• SET EXERCISE: Without the pictures, copy all the entries below exactly.

** begin INFORMATION SUPPLIED **

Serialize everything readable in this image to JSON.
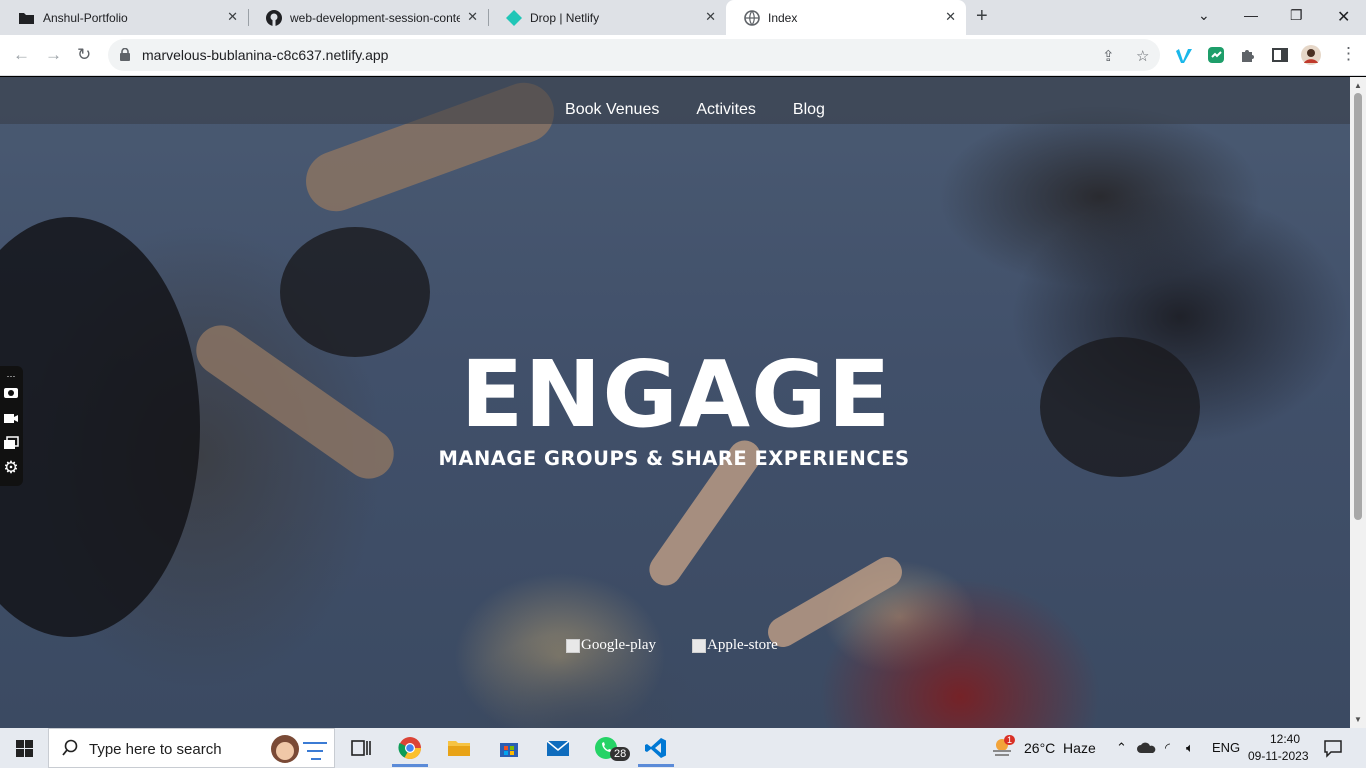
{
  "browser": {
    "tabs": [
      {
        "label": "Anshul-Portfolio",
        "icon": "folder-icon"
      },
      {
        "label": "web-development-session-conte",
        "icon": "github-icon"
      },
      {
        "label": "Drop | Netlify",
        "icon": "netlify-icon"
      },
      {
        "label": "Index",
        "icon": "globe-icon",
        "active": true
      }
    ],
    "url": "marvelous-bublanina-c8c637.netlify.app"
  },
  "page": {
    "nav": [
      "Book Venues",
      "Activites",
      "Blog"
    ],
    "hero_title": "ENGAGE",
    "hero_subtitle": "MANAGE GROUPS & SHARE EXPERIENCES",
    "store_alt": {
      "google": "Google-play",
      "apple": "Apple-store"
    }
  },
  "taskbar": {
    "search_placeholder": "Type here to search",
    "weather": "26°C  Haze",
    "weather_badge": "1",
    "language": "ENG",
    "time": "12:40",
    "date": "09-11-2023",
    "whatsapp_badge": "28"
  },
  "colors": {
    "accent_vimeo": "#1ab7ea",
    "netlify": "#20c6b7",
    "chrome_tab_bg": "#dee1e6"
  }
}
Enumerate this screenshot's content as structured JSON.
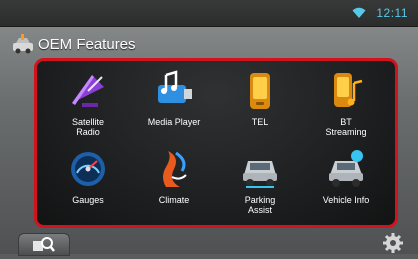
{
  "status": {
    "time": "12:11",
    "wifi_icon": "wifi-icon"
  },
  "header": {
    "title": "OEM Features",
    "icon": "car-toolbox-icon"
  },
  "features": [
    {
      "label": "Satellite\nRadio",
      "icon": "satellite-dish-icon"
    },
    {
      "label": "Media Player",
      "icon": "usb-music-icon"
    },
    {
      "label": "TEL",
      "icon": "phone-icon"
    },
    {
      "label": "BT\nStreaming",
      "icon": "bluetooth-music-icon"
    },
    {
      "label": "Gauges",
      "icon": "gauge-icon"
    },
    {
      "label": "Climate",
      "icon": "climate-icon"
    },
    {
      "label": "Parking\nAssist",
      "icon": "parking-assist-icon"
    },
    {
      "label": "Vehicle Info",
      "icon": "car-info-icon"
    }
  ],
  "bottom": {
    "search_icon": "search-icon",
    "settings_icon": "gear-icon"
  },
  "colors": {
    "accent": "#d2131e",
    "time": "#58c8e8"
  }
}
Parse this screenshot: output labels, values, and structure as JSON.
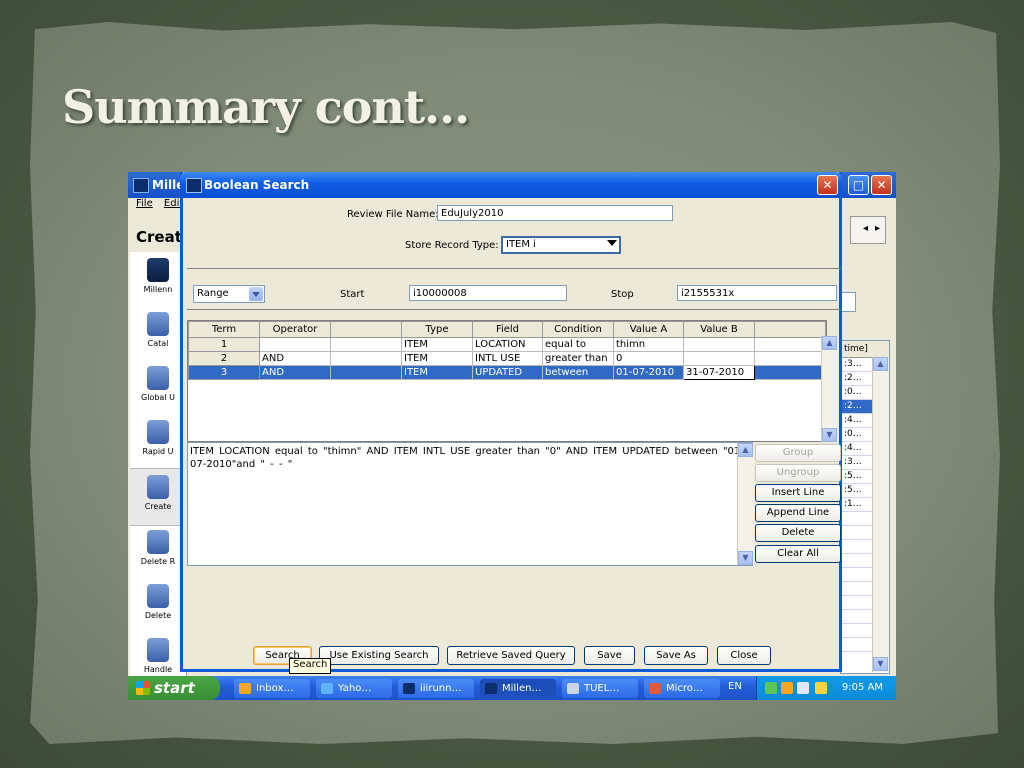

** end INFORMATION SUPPLIED **

• EXPECTED OUTPUT:
Serialize everything readable in this image to JSON.
{
  "browser": {
    "tabs": [
      {
        "label": "Anshul-Portfolio",
        "icon": "folder-icon"
      },
      {
        "label": "web-development-session-conte",
        "icon": "github-icon"
      },
      {
        "label": "Drop | Netlify",
        "icon": "netlify-icon"
      },
      {
        "label": "Index",
        "icon": "globe-icon",
        "active": true
      }
    ],
    "url": "marvelous-bublanina-c8c637.netlify.app"
  },
  "page": {
    "nav": [
      "Book Venues",
      "Activites",
      "Blog"
    ],
    "hero_title": "ENGAGE",
    "hero_subtitle": "MANAGE GROUPS & SHARE EXPERIENCES",
    "store_alt": {
      "google": "Google-play",
      "apple": "Apple-store"
    }
  },
  "taskbar": {
    "search_placeholder": "Type here to search",
    "weather": "26°C  Haze",
    "weather_badge": "1",
    "language": "ENG",
    "time": "12:40",
    "date": "09-11-2023",
    "whatsapp_badge": "28"
  },
  "colors": {
    "accent_vimeo": "#1ab7ea",
    "netlify": "#20c6b7",
    "chrome_tab_bg": "#dee1e6"
  }
}
Enumerate this screenshot's content as structured JSON.
{
  "status": {
    "time": "12:11",
    "wifi_icon": "wifi-icon"
  },
  "header": {
    "title": "OEM Features",
    "icon": "car-toolbox-icon"
  },
  "features": [
    {
      "label": "Satellite\nRadio",
      "icon": "satellite-dish-icon"
    },
    {
      "label": "Media Player",
      "icon": "usb-music-icon"
    },
    {
      "label": "TEL",
      "icon": "phone-icon"
    },
    {
      "label": "BT\nStreaming",
      "icon": "bluetooth-music-icon"
    },
    {
      "label": "Gauges",
      "icon": "gauge-icon"
    },
    {
      "label": "Climate",
      "icon": "climate-icon"
    },
    {
      "label": "Parking\nAssist",
      "icon": "parking-assist-icon"
    },
    {
      "label": "Vehicle Info",
      "icon": "car-info-icon"
    }
  ],
  "bottom": {
    "search_icon": "search-icon",
    "settings_icon": "gear-icon"
  },
  "colors": {
    "accent": "#d2131e",
    "time": "#58c8e8"
  }
}
Parse this screenshot: output labels, values, and structure as JSON.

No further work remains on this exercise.